▶ _Written problem_: Leaving out every picture, quote the data below exactly as it appears.

Dataset items:
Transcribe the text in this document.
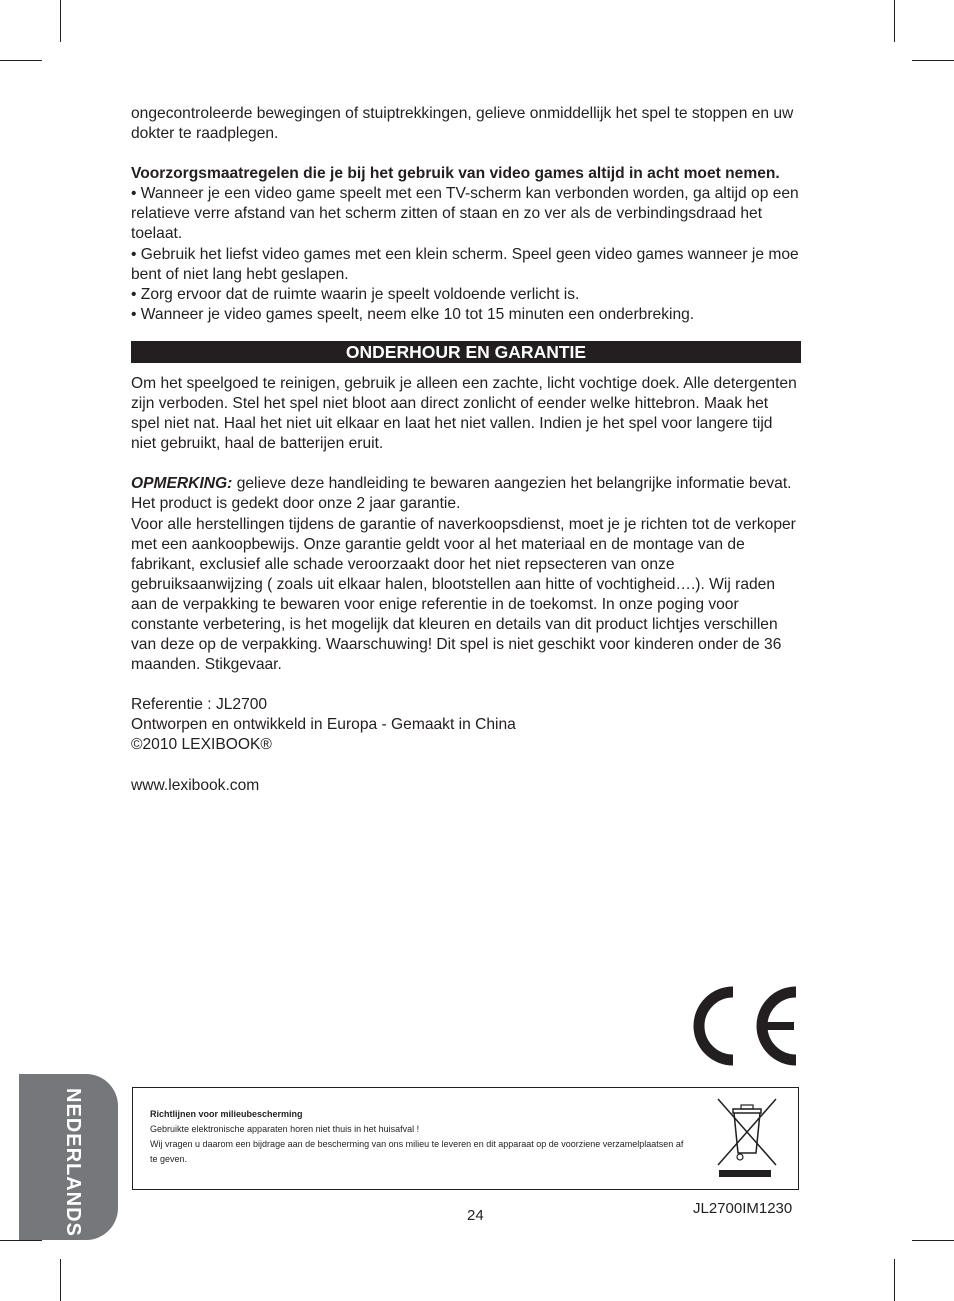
ongecontroleerde bewegingen of stuiptrekkingen, gelieve onmiddellijk het spel te stoppen en uw dokter te raadplegen.

Voorzorgsmaatregelen die je bij het gebruik van video games altijd in acht moet nemen.

• Wanneer je een video game speelt met een TV-scherm kan verbonden worden, ga altijd op een relatieve verre afstand van het scherm zitten of staan en zo ver als de verbindingsdraad het toelaat.

• Gebruik het liefst video games met een klein scherm. Speel geen video games wanneer je moe bent of niet lang hebt geslapen.

• Zorg ervoor dat de ruimte waarin je speelt voldoende verlicht is.

• Wanneer je video games speelt, neem elke 10 tot 15 minuten een onderbreking.

ONDERHOUR EN GARANTIE

Om het speelgoed te reinigen, gebruik je alleen een zachte, licht vochtige doek. Alle detergenten zijn verboden. Stel het spel niet bloot aan direct zonlicht of eender welke hittebron. Maak het spel niet nat. Haal het niet uit elkaar en laat het niet vallen. Indien je het spel voor langere tijd niet gebruikt, haal de batterijen eruit.

OPMERKING: gelieve deze handleiding te bewaren aangezien het belangrijke informatie bevat. Het product is gedekt door onze 2 jaar garantie.

Voor alle herstellingen tijdens de garantie of naverkoopsdienst, moet je je richten tot de verkoper met een aankoopbewijs. Onze garantie geldt voor al het materiaal en de montage van de fabrikant, exclusief alle schade veroorzaakt door het niet repsecteren van onze gebruiksaanwijzing ( zoals uit elkaar halen, blootstellen aan hitte of vochtigheid….). Wij raden aan de verpakking te bewaren voor enige referentie in de toekomst. In onze poging voor constante verbetering, is het mogelijk dat kleuren en details van dit product lichtjes verschillen van deze op de verpakking. Waarschuwing! Dit spel is niet geschikt voor kinderen onder de 36 maanden. Stikgevaar.

Referentie : JL2700

Ontworpen en ontwikkeld in Europa - Gemaakt in China

©2010 LEXIBOOK®

www.lexibook.com

Richtlijnen voor milieubescherming
Gebruikte elektronische apparaten horen niet thuis in het huisafval !
Wij vragen u daarom een bijdrage aan de bescherming van ons milieu te leveren en dit apparaat op de voorziene verzamelplaatsen af te geven.
NEDERLANDS	24	JL2700IM1230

▶ _Exercise response_:
Transcribe the text in this document.
ongecontroleerde bewegingen of stuiptrekkingen, gelieve onmiddellijk het spel te stoppen en uw dokter te raadplegen.

Voorzorgsmaatregelen die je bij het gebruik van video games altijd in acht moet nemen.

• Wanneer je een video game speelt met een TV-scherm kan verbonden worden, ga altijd op een relatieve verre afstand van het scherm zitten of staan en zo ver als de verbindingsdraad het toelaat.

• Gebruik het liefst video games met een klein scherm. Speel geen video games wanneer je moe bent of niet lang hebt geslapen.

• Zorg ervoor dat de ruimte waarin je speelt voldoende verlicht is.

• Wanneer je video games speelt, neem elke 10 tot 15 minuten een onderbreking.

ONDERHOUR EN GARANTIE

Om het speelgoed te reinigen, gebruik je alleen een zachte, licht vochtige doek. Alle detergenten zijn verboden. Stel het spel niet bloot aan direct zonlicht of eender welke hittebron. Maak het spel niet nat. Haal het niet uit elkaar en laat het niet vallen. Indien je het spel voor langere tijd niet gebruikt, haal de batterijen eruit.

OPMERKING: gelieve deze handleiding te bewaren aangezien het belangrijke informatie bevat. Het product is gedekt door onze 2 jaar garantie.

Voor alle herstellingen tijdens de garantie of naverkoopsdienst, moet je je richten tot de verkoper met een aankoopbewijs. Onze garantie geldt voor al het materiaal en de montage van de fabrikant, exclusief alle schade veroorzaakt door het niet repsecteren van onze gebruiksaanwijzing ( zoals uit elkaar halen, blootstellen aan hitte of vochtigheid….). Wij raden aan de verpakking te bewaren voor enige referentie in de toekomst. In onze poging voor constante verbetering, is het mogelijk dat kleuren en details van dit product lichtjes verschillen van deze op de verpakking. Waarschuwing! Dit spel is niet geschikt voor kinderen onder de 36 maanden. Stikgevaar.

Referentie : JL2700

Ontworpen en ontwikkeld in Europa - Gemaakt in China

©2010 LEXIBOOK®

www.lexibook.com

Richtlijnen voor milieubescherming
Gebruikte elektronische apparaten horen niet thuis in het huisafval !
Wij vragen u daarom een bijdrage aan de bescherming van ons milieu te leveren en dit apparaat op de voorziene verzamelplaatsen af te geven.
NEDERLANDS	24	JL2700IM1230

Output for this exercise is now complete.